**WHAT IS REQUIRED**
Using the data below, gather each line that includes the word "preserved".

(Data entries)

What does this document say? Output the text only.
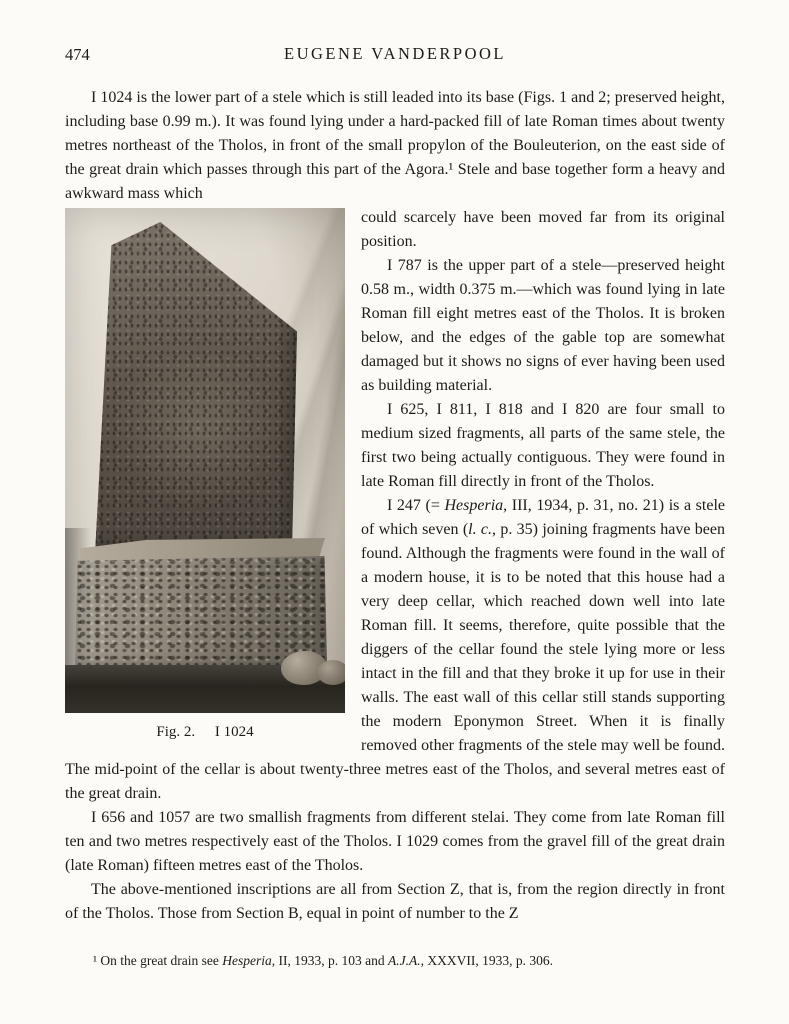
474	EUGENE VANDERPOOL

I 1024 is the lower part of a stele which is still leaded into its base (Figs. 1 and 2; preserved height, including base 0.99 m.). It was found lying under a hard-packed fill of late Roman times about twenty metres northeast of the Tholos, in front of the small propylon of the Bouleuterion, on the east side of the great drain which passes through this part of the Agora.¹ Stele and base together form a heavy and awkward mass which

Fig. 2. I 1024

could scarcely have been moved far from its original position.

I 787 is the upper part of a stele—preserved height 0.58 m., width 0.375 m.—which was found lying in late Roman fill eight metres east of the Tholos. It is broken below, and the edges of the gable top are somewhat damaged but it shows no signs of ever having been used as building material.

I 625, I 811, I 818 and I 820 are four small to medium sized fragments, all parts of the same stele, the first two being actually contiguous. They were found in late Roman fill directly in front of the Tholos.

I 247 (= Hesperia, III, 1934, p. 31, no. 21) is a stele of which seven (l. c., p. 35) joining fragments have been found. Although the fragments were found in the wall of a modern house, it is to be noted that this house had a very deep cellar, which reached down well into late Roman fill. It seems, therefore, quite possible that the diggers of the cellar found the stele lying more or less intact in the fill and that they broke it up for use in their walls. The east wall of this cellar still stands supporting the modern Eponymon Street. When it is finally removed other fragments of the stele may well be found. The mid-point of the cellar is about twenty-three metres east of the Tholos, and several metres east of the great drain.

I 656 and 1057 are two smallish fragments from different stelai. They come from late Roman fill ten and two metres respectively east of the Tholos. I 1029 comes from the gravel fill of the great drain (late Roman) fifteen metres east of the Tholos.

The above-mentioned inscriptions are all from Section Z, that is, from the region directly in front of the Tholos. Those from Section B, equal in point of number to the Z

¹ On the great drain see Hesperia, II, 1933, p. 103 and A.J.A., XXXVII, 1933, p. 306.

**TASK SOLUTION**
I 1024 is the lower part of a stele which is still leaded into its base (Figs. 1 and 2; preserved height, including base 0.99 m.). It was found lying under a hard-packed fill of late Roman times about twenty metres northeast of the Tholos, in front of the small propylon of the Bouleuterion, on the east side of the great drain which passes through this part of the Agora.¹ Stele and base together form a heavy and awkward mass which
I 787 is the upper part of a stele—preserved height 0.58 m., width 0.375 m.—which was found lying in late Roman fill eight metres east of the Tholos. It is broken below, and the edges of the gable top are somewhat damaged but it shows no signs of ever having been used as building material.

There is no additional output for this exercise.